## [What to work on]
Omit every picture while repeating the entries exactly.

╭─ Data listing

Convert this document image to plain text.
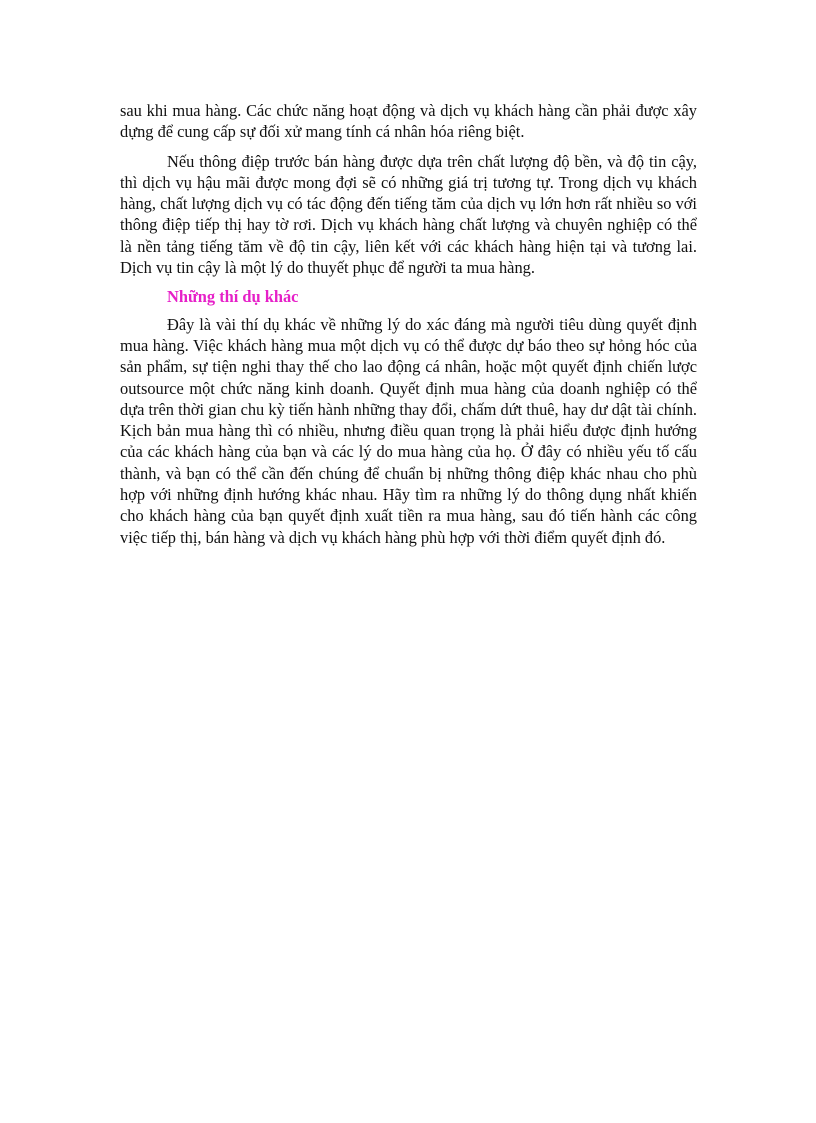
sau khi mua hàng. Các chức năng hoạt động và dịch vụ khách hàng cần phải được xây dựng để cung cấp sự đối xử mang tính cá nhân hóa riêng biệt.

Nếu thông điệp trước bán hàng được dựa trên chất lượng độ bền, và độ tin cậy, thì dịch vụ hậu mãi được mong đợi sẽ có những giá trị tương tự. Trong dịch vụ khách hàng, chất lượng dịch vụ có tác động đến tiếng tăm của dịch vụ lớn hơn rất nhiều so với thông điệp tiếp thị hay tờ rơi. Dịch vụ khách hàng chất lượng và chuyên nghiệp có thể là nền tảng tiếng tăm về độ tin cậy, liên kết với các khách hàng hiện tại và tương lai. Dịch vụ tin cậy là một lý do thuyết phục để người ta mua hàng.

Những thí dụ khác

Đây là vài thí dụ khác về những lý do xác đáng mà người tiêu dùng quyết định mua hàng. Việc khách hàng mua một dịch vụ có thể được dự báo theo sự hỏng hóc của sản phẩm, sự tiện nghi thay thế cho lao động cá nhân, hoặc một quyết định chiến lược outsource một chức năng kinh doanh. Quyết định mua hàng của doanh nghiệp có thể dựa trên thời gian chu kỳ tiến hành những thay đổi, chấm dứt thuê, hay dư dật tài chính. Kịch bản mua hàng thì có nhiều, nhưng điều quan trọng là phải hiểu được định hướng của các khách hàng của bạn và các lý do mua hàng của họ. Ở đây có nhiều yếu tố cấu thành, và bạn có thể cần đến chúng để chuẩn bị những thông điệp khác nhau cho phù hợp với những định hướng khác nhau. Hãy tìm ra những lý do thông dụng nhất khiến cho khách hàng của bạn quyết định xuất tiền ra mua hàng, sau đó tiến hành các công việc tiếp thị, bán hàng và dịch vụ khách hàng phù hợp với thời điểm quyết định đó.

╰─

## [Expected answer]
Convert this document image to plain text.
sau khi mua hàng. Các chức năng hoạt động và dịch vụ khách hàng cần phải được xây dựng để cung cấp sự đối xử mang tính cá nhân hóa riêng biệt.

Nếu thông điệp trước bán hàng được dựa trên chất lượng độ bền, và độ tin cậy, thì dịch vụ hậu mãi được mong đợi sẽ có những giá trị tương tự. Trong dịch vụ khách hàng, chất lượng dịch vụ có tác động đến tiếng tăm của dịch vụ lớn hơn rất nhiều so với thông điệp tiếp thị hay tờ rơi. Dịch vụ khách hàng chất lượng và chuyên nghiệp có thể là nền tảng tiếng tăm về độ tin cậy, liên kết với các khách hàng hiện tại và tương lai. Dịch vụ tin cậy là một lý do thuyết phục để người ta mua hàng.

Những thí dụ khác

Đây là vài thí dụ khác về những lý do xác đáng mà người tiêu dùng quyết định mua hàng. Việc khách hàng mua một dịch vụ có thể được dự báo theo sự hỏng hóc của sản phẩm, sự tiện nghi thay thế cho lao động cá nhân, hoặc một quyết định chiến lược outsource một chức năng kinh doanh. Quyết định mua hàng của doanh nghiệp có thể dựa trên thời gian chu kỳ tiến hành những thay đổi, chấm dứt thuê, hay dư dật tài chính. Kịch bản mua hàng thì có nhiều, nhưng điều quan trọng là phải hiểu được định hướng của các khách hàng của bạn và các lý do mua hàng của họ. Ở đây có nhiều yếu tố cấu thành, và bạn có thể cần đến chúng để chuẩn bị những thông điệp khác nhau cho phù hợp với những định hướng khác nhau. Hãy tìm ra những lý do thông dụng nhất khiến cho khách hàng của bạn quyết định xuất tiền ra mua hàng, sau đó tiến hành các công việc tiếp thị, bán hàng và dịch vụ khách hàng phù hợp với thời điểm quyết định đó.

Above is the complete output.